- **SET PROBLEM**:
Repeat each entry as written and leave the images out of the copy.

★ ★ ★ ★

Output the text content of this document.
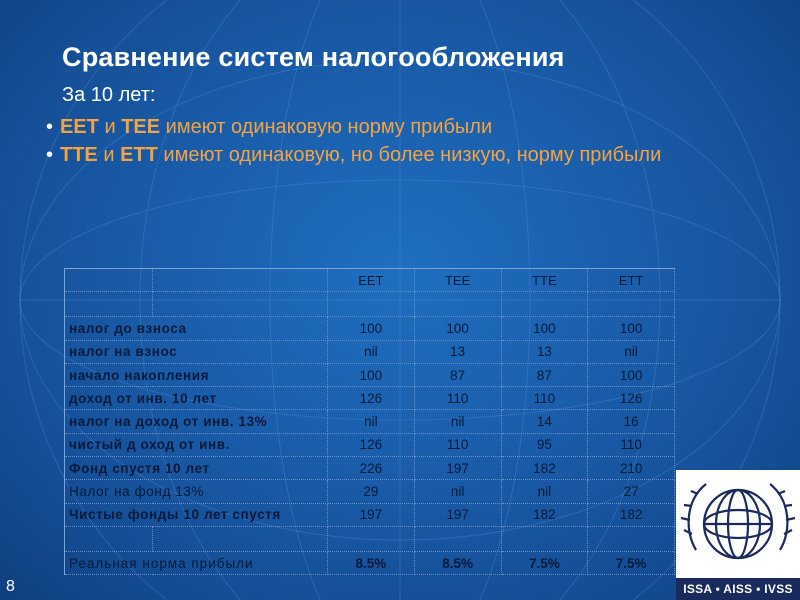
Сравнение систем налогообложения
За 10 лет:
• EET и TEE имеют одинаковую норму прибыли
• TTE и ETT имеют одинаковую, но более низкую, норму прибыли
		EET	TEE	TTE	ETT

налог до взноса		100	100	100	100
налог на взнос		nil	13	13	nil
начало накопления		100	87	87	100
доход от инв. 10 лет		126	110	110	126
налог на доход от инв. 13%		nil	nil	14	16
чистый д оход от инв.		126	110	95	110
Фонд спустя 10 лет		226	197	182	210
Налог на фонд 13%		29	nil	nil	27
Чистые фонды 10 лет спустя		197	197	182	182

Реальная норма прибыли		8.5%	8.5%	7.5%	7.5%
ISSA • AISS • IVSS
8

★ ★ ★ ★

- **IN RESPONSE**:
Output the text content of this document.
Сравнение систем налогообложения
За 10 лет:
• EET и TEE имеют одинаковую норму прибыли
• TTE и ETT имеют одинаковую, но более низкую, норму прибыли
		EET	TEE	TTE	ETT

налог до взноса		100	100	100	100
налог на взнос		nil	13	13	nil
начало накопления		100	87	87	100
доход от инв. 10 лет		126	110	110	126
налог на доход от инв. 13%		nil	nil	14	16
чистый д оход от инв.		126	110	95	110
Фонд спустя 10 лет		226	197	182	210
Налог на фонд 13%		29	nil	nil	27
Чистые фонды 10 лет спустя		197	197	182	182

Реальная норма прибыли		8.5%	8.5%	7.5%	7.5%
ISSA • AISS • IVSS
8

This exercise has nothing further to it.